## PROVIDED MATERIAL:
------------------------------------------------------------------------
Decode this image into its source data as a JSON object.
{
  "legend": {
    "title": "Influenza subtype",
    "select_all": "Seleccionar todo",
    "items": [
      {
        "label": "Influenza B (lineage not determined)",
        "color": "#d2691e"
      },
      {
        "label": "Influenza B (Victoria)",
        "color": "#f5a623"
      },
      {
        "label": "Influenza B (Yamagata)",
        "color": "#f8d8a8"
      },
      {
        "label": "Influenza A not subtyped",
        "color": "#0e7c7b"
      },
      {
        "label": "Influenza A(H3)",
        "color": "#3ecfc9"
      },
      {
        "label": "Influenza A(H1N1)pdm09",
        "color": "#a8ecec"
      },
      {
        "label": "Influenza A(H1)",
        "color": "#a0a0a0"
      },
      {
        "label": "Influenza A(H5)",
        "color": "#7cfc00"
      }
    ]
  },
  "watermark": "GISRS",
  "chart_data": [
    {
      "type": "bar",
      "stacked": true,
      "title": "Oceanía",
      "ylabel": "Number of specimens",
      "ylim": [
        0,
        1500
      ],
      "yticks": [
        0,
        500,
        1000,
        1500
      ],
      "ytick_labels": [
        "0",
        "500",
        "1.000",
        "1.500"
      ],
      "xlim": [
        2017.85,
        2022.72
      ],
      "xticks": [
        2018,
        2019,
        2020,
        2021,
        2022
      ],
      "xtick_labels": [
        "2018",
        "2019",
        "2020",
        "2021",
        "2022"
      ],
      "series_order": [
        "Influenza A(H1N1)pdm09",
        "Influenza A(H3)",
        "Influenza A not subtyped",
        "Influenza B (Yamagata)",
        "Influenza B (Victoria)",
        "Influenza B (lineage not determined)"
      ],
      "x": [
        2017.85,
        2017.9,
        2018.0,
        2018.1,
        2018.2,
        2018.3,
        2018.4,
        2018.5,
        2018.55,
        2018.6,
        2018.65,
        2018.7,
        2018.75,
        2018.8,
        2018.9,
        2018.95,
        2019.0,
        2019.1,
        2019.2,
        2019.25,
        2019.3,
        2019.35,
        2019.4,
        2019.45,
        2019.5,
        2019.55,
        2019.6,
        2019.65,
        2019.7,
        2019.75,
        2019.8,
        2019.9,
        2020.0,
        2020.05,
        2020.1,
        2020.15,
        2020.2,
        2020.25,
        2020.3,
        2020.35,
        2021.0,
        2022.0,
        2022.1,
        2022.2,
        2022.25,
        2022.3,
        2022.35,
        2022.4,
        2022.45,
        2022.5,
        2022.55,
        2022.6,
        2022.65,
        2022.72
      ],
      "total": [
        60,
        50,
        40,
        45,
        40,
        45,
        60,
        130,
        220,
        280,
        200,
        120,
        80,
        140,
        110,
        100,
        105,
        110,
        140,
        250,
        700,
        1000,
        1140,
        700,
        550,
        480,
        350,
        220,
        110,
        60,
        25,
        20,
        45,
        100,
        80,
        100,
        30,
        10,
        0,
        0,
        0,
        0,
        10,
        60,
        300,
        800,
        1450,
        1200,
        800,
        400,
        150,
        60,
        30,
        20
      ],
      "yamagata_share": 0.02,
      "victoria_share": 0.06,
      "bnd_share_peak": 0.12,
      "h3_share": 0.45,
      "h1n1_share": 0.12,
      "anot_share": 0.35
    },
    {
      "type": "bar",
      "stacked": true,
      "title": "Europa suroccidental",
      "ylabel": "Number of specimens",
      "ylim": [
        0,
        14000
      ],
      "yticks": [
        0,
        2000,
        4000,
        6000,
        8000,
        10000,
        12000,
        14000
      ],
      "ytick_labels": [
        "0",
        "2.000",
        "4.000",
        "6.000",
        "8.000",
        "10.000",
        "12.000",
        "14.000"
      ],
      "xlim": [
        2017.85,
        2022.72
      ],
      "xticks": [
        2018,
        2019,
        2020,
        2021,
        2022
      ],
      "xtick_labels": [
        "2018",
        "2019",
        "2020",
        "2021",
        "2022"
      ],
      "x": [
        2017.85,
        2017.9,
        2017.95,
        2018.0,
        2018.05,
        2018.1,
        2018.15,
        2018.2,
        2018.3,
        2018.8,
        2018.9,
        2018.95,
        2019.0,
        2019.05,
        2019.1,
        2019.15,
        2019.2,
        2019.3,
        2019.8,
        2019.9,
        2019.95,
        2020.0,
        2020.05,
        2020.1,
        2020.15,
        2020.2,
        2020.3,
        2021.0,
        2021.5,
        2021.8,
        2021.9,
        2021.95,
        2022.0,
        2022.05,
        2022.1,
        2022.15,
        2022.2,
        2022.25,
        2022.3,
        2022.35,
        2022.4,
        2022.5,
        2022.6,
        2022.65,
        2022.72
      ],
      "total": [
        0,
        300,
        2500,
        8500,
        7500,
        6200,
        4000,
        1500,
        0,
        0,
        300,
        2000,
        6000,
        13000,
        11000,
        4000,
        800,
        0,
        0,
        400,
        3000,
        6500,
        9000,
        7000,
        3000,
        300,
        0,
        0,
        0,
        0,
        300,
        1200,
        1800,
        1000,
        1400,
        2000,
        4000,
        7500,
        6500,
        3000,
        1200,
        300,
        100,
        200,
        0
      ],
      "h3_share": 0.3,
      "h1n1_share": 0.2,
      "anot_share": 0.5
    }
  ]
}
------------------------------------------------------------------------
## WHAT NEEDS TO BE DONE:
Go through the records above and set each one down exactly, please.

## RESPONSE FOR THIS EXERCISE:
Decode this image into its source data as a JSON object.
{
  "legend": {
    "title": "Influenza subtype",
    "select_all": "Seleccionar todo",
    "items": [
      {
        "label": "Influenza B (lineage not determined)",
        "color": "#d2691e"
      },
      {
        "label": "Influenza B (Victoria)",
        "color": "#f5a623"
      },
      {
        "label": "Influenza B (Yamagata)",
        "color": "#f8d8a8"
      },
      {
        "label": "Influenza A not subtyped",
        "color": "#0e7c7b"
      },
      {
        "label": "Influenza A(H3)",
        "color": "#3ecfc9"
      },
      {
        "label": "Influenza A(H1N1)pdm09",
        "color": "#a8ecec"
      },
      {
        "label": "Influenza A(H1)",
        "color": "#a0a0a0"
      },
      {
        "label": "Influenza A(H5)",
        "color": "#7cfc00"
      }
    ]
  },
  "watermark": "GISRS",
  "chart_data": [
    {
      "type": "bar",
      "stacked": true,
      "title": "Oceanía",
      "ylabel": "Number of specimens",
      "ylim": [
        0,
        1500
      ],
      "yticks": [
        0,
        500,
        1000,
        1500
      ],
      "ytick_labels": [
        "0",
        "500",
        "1.000",
        "1.500"
      ],
      "xlim": [
        2017.85,
        2022.72
      ],
      "xticks": [
        2018,
        2019,
        2020,
        2021,
        2022
      ],
      "xtick_labels": [
        "2018",
        "2019",
        "2020",
        "2021",
        "2022"
      ],
      "series_order": [
        "Influenza A(H1N1)pdm09",
        "Influenza A(H3)",
        "Influenza A not subtyped",
        "Influenza B (Yamagata)",
        "Influenza B (Victoria)",
        "Influenza B (lineage not determined)"
      ],
      "x": [
        2017.85,
        2017.9,
        2018.0,
        2018.1,
        2018.2,
        2018.3,
        2018.4,
        2018.5,
        2018.55,
        2018.6,
        2018.65,
        2018.7,
        2018.75,
        2018.8,
        2018.9,
        2018.95,
        2019.0,
        2019.1,
        2019.2,
        2019.25,
        2019.3,
        2019.35,
        2019.4,
        2019.45,
        2019.5,
        2019.55,
        2019.6,
        2019.65,
        2019.7,
        2019.75,
        2019.8,
        2019.9,
        2020.0,
        2020.05,
        2020.1,
        2020.15,
        2020.2,
        2020.25,
        2020.3,
        2020.35,
        2021.0,
        2022.0,
        2022.1,
        2022.2,
        2022.25,
        2022.3,
        2022.35,
        2022.4,
        2022.45,
        2022.5,
        2022.55,
        2022.6,
        2022.65,
        2022.72
      ],
      "total": [
        60,
        50,
        40,
        45,
        40,
        45,
        60,
        130,
        220,
        280,
        200,
        120,
        80,
        140,
        110,
        100,
        105,
        110,
        140,
        250,
        700,
        1000,
        1140,
        700,
        550,
        480,
        350,
        220,
        110,
        60,
        25,
        20,
        45,
        100,
        80,
        100,
        30,
        10,
        0,
        0,
        0,
        0,
        10,
        60,
        300,
        800,
        1450,
        1200,
        800,
        400,
        150,
        60,
        30,
        20
      ],
      "yamagata_share": 0.02,
      "victoria_share": 0.06,
      "bnd_share_peak": 0.12,
      "h3_share": 0.45,
      "h1n1_share": 0.12,
      "anot_share": 0.35
    },
    {
      "type": "bar",
      "stacked": true,
      "title": "Europa suroccidental",
      "ylabel": "Number of specimens",
      "ylim": [
        0,
        14000
      ],
      "yticks": [
        0,
        2000,
        4000,
        6000,
        8000,
        10000,
        12000,
        14000
      ],
      "ytick_labels": [
        "0",
        "2.000",
        "4.000",
        "6.000",
        "8.000",
        "10.000",
        "12.000",
        "14.000"
      ],
      "xlim": [
        2017.85,
        2022.72
      ],
      "xticks": [
        2018,
        2019,
        2020,
        2021,
        2022
      ],
      "xtick_labels": [
        "2018",
        "2019",
        "2020",
        "2021",
        "2022"
      ],
      "x": [
        2017.85,
        2017.9,
        2017.95,
        2018.0,
        2018.05,
        2018.1,
        2018.15,
        2018.2,
        2018.3,
        2018.8,
        2018.9,
        2018.95,
        2019.0,
        2019.05,
        2019.1,
        2019.15,
        2019.2,
        2019.3,
        2019.8,
        2019.9,
        2019.95,
        2020.0,
        2020.05,
        2020.1,
        2020.15,
        2020.2,
        2020.3,
        2021.0,
        2021.5,
        2021.8,
        2021.9,
        2021.95,
        2022.0,
        2022.05,
        2022.1,
        2022.15,
        2022.2,
        2022.25,
        2022.3,
        2022.35,
        2022.4,
        2022.5,
        2022.6,
        2022.65,
        2022.72
      ],
      "total": [
        0,
        300,
        2500,
        8500,
        7500,
        6200,
        4000,
        1500,
        0,
        0,
        300,
        2000,
        6000,
        13000,
        11000,
        4000,
        800,
        0,
        0,
        400,
        3000,
        6500,
        9000,
        7000,
        3000,
        300,
        0,
        0,
        0,
        0,
        300,
        1200,
        1800,
        1000,
        1400,
        2000,
        4000,
        7500,
        6500,
        3000,
        1200,
        300,
        100,
        200,
        0
      ],
      "h3_share": 0.3,
      "h1n1_share": 0.2,
      "anot_share": 0.5
    }
  ]
}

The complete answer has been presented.